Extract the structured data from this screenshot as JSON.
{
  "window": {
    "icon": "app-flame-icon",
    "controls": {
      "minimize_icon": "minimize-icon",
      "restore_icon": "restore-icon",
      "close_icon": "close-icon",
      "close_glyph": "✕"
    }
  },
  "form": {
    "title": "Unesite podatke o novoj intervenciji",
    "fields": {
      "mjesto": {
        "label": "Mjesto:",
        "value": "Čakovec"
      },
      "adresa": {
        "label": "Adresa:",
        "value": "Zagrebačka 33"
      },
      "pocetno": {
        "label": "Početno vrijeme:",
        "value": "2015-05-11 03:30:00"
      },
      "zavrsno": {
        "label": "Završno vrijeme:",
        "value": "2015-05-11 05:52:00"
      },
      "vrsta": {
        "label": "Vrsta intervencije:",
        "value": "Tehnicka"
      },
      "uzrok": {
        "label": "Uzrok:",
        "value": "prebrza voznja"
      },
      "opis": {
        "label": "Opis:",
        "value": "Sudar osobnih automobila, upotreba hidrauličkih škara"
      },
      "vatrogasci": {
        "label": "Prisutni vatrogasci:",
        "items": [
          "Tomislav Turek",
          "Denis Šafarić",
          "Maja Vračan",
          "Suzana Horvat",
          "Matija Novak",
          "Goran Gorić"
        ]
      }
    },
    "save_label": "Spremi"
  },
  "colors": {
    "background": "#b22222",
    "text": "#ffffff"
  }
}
━━━━━━━━
Make an exact copy of all the data.

▶ _EXERCISE OUTPUT_:
Extract the structured data from this screenshot as JSON.
{
  "window": {
    "icon": "app-flame-icon",
    "controls": {
      "minimize_icon": "minimize-icon",
      "restore_icon": "restore-icon",
      "close_icon": "close-icon",
      "close_glyph": "✕"
    }
  },
  "form": {
    "title": "Unesite podatke o novoj intervenciji",
    "fields": {
      "mjesto": {
        "label": "Mjesto:",
        "value": "Čakovec"
      },
      "adresa": {
        "label": "Adresa:",
        "value": "Zagrebačka 33"
      },
      "pocetno": {
        "label": "Početno vrijeme:",
        "value": "2015-05-11 03:30:00"
      },
      "zavrsno": {
        "label": "Završno vrijeme:",
        "value": "2015-05-11 05:52:00"
      },
      "vrsta": {
        "label": "Vrsta intervencije:",
        "value": "Tehnicka"
      },
      "uzrok": {
        "label": "Uzrok:",
        "value": "prebrza voznja"
      },
      "opis": {
        "label": "Opis:",
        "value": "Sudar osobnih automobila, upotreba hidrauličkih škara"
      },
      "vatrogasci": {
        "label": "Prisutni vatrogasci:",
        "items": [
          "Tomislav Turek",
          "Denis Šafarić",
          "Maja Vračan",
          "Suzana Horvat",
          "Matija Novak",
          "Goran Gorić"
        ]
      }
    },
    "save_label": "Spremi"
  },
  "colors": {
    "background": "#b22222",
    "text": "#ffffff"
  }
}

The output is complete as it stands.